# EXERCISE AIM:
Pull out every line in the data that has the string "JSON" in it.

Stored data

++++++++++++++++++++

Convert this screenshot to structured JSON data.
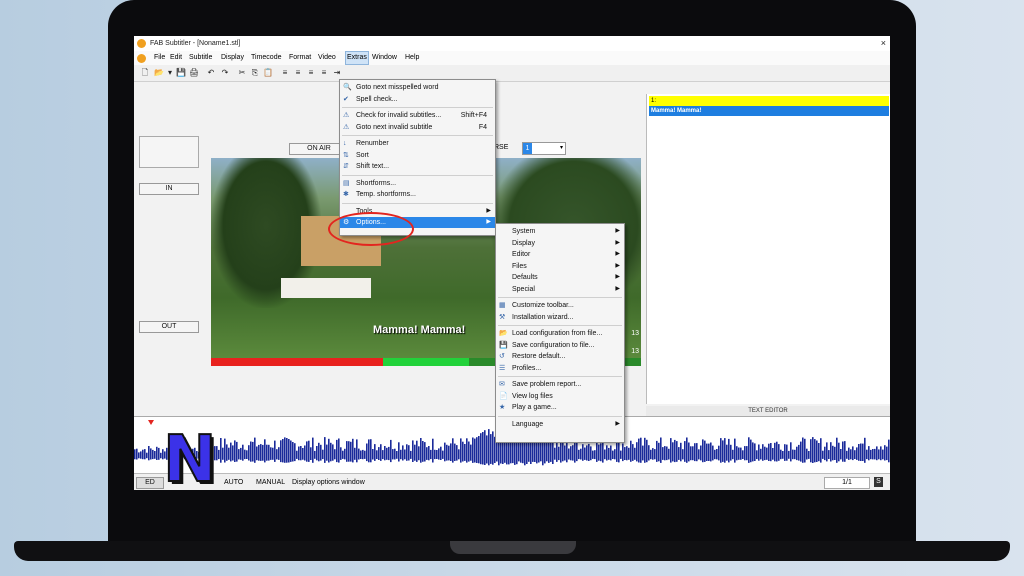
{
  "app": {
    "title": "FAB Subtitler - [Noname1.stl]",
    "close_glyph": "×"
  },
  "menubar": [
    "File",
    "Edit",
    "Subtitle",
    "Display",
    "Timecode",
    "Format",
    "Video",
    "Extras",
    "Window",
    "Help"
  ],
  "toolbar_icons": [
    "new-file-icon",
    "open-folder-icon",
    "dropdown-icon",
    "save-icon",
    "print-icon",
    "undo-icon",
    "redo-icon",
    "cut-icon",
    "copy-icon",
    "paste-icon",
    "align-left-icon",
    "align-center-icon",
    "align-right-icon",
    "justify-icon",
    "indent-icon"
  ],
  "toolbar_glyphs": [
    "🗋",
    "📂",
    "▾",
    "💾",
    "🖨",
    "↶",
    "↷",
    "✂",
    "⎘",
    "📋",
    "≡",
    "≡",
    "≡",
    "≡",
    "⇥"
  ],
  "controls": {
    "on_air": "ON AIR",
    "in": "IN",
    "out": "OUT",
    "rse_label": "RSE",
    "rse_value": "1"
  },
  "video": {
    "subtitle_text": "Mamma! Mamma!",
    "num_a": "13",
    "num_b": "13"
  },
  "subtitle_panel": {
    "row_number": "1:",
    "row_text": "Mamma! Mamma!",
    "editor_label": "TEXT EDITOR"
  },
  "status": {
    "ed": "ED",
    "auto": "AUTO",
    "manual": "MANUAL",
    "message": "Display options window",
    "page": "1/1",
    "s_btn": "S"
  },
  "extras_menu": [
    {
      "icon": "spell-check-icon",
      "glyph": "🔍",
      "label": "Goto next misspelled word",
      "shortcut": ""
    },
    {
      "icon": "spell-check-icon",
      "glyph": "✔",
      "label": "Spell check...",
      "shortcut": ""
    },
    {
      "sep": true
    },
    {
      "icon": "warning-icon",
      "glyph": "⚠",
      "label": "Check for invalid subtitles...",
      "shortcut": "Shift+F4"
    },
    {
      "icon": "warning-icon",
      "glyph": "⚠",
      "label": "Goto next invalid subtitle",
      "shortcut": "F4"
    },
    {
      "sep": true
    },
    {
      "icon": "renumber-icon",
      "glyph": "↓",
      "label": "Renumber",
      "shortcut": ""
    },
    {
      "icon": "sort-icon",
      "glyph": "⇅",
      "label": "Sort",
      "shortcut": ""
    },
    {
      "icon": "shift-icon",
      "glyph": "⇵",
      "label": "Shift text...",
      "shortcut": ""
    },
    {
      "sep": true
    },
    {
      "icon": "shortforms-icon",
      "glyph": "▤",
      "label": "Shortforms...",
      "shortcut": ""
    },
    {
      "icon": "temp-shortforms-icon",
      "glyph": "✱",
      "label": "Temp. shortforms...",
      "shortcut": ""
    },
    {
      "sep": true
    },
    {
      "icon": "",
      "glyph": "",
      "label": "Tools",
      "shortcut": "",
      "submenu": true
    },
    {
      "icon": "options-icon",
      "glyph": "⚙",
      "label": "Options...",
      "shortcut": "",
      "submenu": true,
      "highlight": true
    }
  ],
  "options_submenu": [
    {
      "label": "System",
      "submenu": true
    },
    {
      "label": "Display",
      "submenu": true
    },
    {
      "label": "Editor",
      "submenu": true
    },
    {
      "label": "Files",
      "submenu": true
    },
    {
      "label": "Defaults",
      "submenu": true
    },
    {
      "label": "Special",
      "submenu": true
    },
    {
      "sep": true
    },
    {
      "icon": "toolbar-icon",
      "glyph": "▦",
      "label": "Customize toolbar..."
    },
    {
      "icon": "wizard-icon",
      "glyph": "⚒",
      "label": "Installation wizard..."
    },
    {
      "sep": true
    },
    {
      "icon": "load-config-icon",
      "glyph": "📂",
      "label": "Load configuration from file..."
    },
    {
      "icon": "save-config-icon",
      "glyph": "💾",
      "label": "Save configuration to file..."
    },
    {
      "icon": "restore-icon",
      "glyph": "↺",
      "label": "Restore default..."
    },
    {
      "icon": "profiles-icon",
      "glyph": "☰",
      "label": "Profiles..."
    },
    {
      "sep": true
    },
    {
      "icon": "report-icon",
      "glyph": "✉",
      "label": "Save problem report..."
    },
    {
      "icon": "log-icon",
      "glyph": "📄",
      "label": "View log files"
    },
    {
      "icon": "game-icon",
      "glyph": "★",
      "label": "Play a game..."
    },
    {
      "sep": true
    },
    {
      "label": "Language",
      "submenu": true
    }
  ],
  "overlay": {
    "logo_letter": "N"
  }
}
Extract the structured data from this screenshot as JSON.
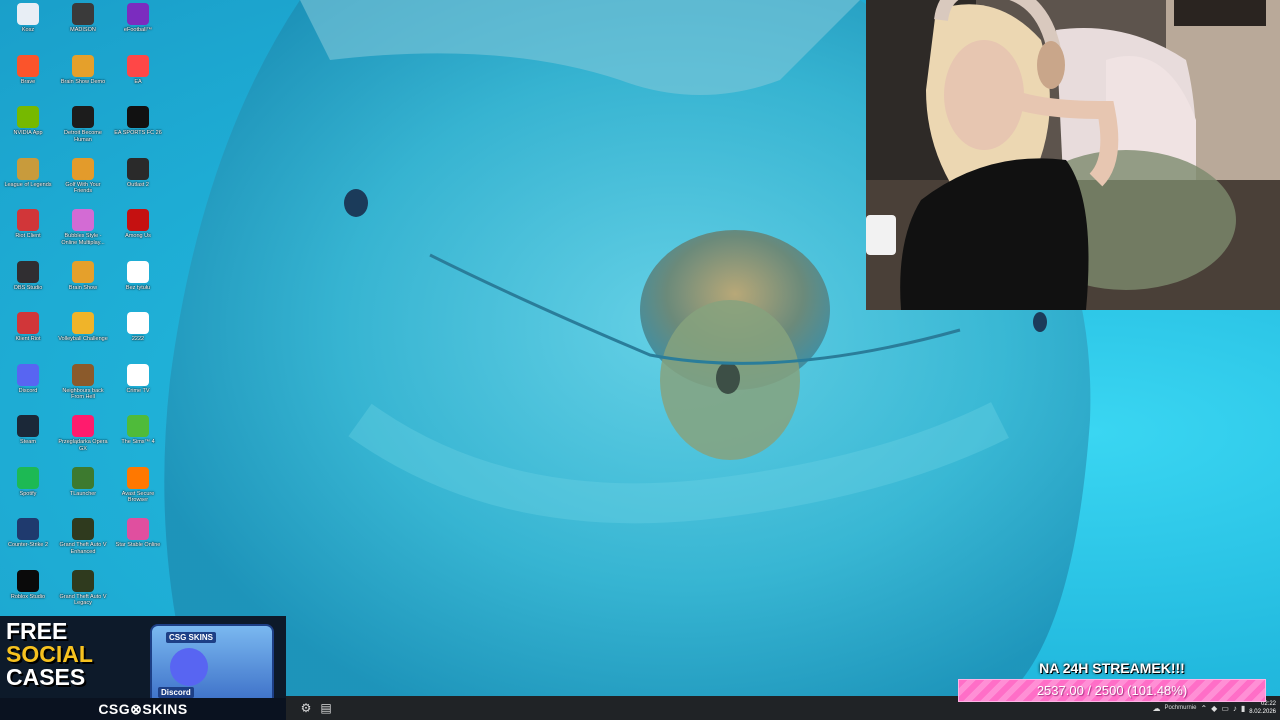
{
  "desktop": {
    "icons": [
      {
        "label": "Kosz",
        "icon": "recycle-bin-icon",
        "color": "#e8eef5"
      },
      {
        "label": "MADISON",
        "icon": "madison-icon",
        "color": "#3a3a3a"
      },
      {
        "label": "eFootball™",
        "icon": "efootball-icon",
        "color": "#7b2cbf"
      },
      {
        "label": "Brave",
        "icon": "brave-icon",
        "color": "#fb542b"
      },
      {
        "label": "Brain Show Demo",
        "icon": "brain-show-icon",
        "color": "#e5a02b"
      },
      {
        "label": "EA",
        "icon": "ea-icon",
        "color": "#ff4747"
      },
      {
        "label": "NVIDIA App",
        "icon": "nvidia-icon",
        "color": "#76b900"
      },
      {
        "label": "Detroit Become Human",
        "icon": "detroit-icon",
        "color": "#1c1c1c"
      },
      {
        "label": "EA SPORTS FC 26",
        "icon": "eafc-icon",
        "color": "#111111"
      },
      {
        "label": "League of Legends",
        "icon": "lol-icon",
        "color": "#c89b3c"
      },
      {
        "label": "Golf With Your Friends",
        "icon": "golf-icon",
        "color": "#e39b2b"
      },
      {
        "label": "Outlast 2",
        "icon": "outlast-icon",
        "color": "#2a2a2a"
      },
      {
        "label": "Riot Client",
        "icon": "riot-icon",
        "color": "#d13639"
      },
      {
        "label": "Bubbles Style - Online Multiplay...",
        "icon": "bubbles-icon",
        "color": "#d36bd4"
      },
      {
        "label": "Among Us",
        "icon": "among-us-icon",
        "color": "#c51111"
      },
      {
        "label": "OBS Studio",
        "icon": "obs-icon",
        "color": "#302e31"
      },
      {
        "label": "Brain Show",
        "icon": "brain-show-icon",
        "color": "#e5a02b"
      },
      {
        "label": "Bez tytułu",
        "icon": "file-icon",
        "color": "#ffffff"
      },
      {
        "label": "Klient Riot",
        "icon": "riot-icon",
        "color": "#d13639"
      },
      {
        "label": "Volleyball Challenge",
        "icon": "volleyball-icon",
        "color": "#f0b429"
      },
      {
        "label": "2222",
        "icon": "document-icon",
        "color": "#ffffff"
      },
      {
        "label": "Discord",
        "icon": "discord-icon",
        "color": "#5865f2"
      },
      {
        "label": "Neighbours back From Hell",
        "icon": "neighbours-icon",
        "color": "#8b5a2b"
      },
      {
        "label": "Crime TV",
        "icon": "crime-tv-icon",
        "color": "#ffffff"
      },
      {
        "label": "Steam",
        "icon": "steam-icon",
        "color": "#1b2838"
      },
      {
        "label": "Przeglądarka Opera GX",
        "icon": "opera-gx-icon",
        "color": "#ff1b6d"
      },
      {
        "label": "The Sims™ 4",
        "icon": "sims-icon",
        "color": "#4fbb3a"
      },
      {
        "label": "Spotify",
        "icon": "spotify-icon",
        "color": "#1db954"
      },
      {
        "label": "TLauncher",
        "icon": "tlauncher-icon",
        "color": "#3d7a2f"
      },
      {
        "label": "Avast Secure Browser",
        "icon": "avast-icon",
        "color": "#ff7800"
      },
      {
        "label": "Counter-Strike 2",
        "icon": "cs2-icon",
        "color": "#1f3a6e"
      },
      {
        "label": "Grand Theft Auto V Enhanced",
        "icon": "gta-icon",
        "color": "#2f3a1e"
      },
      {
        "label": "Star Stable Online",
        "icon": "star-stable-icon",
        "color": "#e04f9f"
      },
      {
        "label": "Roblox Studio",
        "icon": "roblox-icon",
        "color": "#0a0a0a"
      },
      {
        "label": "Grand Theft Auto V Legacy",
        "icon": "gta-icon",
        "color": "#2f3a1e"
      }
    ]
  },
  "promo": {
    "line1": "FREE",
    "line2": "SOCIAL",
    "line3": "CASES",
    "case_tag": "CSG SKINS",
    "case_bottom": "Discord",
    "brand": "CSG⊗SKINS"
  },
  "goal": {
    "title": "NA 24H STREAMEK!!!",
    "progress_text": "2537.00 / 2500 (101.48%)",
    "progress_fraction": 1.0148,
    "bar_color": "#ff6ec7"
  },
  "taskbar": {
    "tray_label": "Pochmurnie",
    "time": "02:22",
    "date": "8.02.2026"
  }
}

++++++++++++++++++++

# RIGHT ANSWER:
Convert this screenshot to structured JSON data.
Extract the structured data from this screenshot as JSON.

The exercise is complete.